▶ _Cosa si chiede_
Puoi riportare alla lettera il passo dell'estratto sui salari italiani che inizia con "Salari italiani in" e termina con "2008 e il 2024.", comprese queste parole?

▶ _Estratto fornito_

────────────────────

Salari italiani in calo da oltre 15 anni: una perdita record nel G20

L’Italia è il Paese del G20 ad aver subito la perdita più marcata in termini di potere d’acquisto dal 2008. Secondo i dati dello studio, i salari reali sono diminuiti dell’8,7%, un dato peggiore rispetto al Giappone (-6,3%), alla Spagna (-4,5%) e al Regno Unito (-2,5%). L’erosione del potere d’acquisto è stata particolarmente intensa nel periodo 2009–2012, durante gli anni successivi alla crisi finanziaria globale. Per contro, la Repubblica di Corea si distingue per aver registrato un aumento salariale complessivo del 20% tra il 2008 e il 2024.

────────────────────

▶ _Voci estratte_
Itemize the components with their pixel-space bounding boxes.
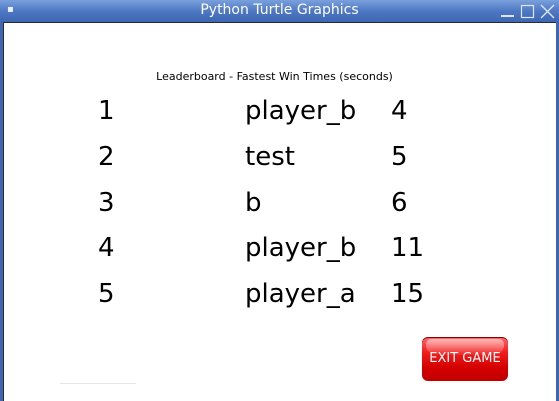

────────────────────

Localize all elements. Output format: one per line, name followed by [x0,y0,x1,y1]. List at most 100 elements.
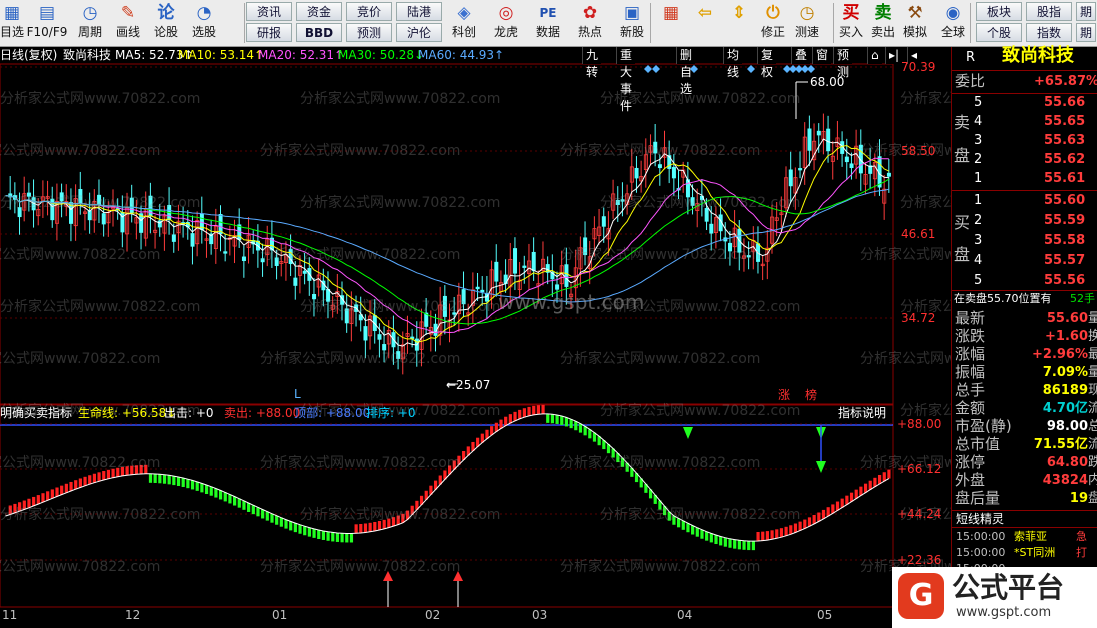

────────────────────

▶ _Risposta all'esercizio_
Salari italiani in calo da oltre 15 anni: una perdita record nel G20

L’Italia è il Paese del G20 ad aver subito la perdita più marcata in termini di potere d’acquisto dal 2008. Secondo i dati dello studio, i salari reali sono diminuiti dell’8,7%, un dato peggiore rispetto al Giappone (-6,3%), alla Spagna (-4,5%) e al Regno Unito (-2,5%). L’erosione del potere d’acquisto è stata particolarmente intensa nel periodo 2009–2012, durante gli anni successivi alla crisi finanziaria globale. Per contro, la Repubblica di Corea si distingue per aver registrato un aumento salariale complessivo del 20% tra il 2008 e il 2024.